The records:
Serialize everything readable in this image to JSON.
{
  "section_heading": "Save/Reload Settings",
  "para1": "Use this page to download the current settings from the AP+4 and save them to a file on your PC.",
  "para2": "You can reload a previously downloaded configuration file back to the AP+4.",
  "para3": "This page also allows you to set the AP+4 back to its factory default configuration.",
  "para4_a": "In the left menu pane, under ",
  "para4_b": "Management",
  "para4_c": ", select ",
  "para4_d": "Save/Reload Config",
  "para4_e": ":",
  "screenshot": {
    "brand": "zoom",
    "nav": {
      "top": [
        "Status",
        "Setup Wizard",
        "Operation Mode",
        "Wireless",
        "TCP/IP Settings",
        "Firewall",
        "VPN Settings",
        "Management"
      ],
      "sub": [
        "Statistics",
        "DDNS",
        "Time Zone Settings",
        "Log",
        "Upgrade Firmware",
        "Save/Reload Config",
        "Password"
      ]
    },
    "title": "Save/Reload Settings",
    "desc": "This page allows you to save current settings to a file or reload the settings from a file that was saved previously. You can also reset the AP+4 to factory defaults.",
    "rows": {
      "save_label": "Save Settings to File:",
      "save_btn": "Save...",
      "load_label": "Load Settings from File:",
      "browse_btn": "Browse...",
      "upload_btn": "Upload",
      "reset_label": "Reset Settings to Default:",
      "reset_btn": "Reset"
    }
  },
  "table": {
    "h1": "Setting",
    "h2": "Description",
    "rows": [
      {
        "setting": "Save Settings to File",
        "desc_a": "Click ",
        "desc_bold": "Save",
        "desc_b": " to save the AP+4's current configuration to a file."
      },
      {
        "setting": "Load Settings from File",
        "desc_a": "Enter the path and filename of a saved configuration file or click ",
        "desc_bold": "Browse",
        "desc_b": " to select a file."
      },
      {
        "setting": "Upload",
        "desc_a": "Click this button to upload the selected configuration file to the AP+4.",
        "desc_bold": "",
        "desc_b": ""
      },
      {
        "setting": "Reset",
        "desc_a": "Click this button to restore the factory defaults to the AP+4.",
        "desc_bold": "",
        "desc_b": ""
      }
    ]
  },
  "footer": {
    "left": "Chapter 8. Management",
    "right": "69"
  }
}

Aim of the task:
State the count of lines above containing the string "Management", and add nothing to it.

Full output:
3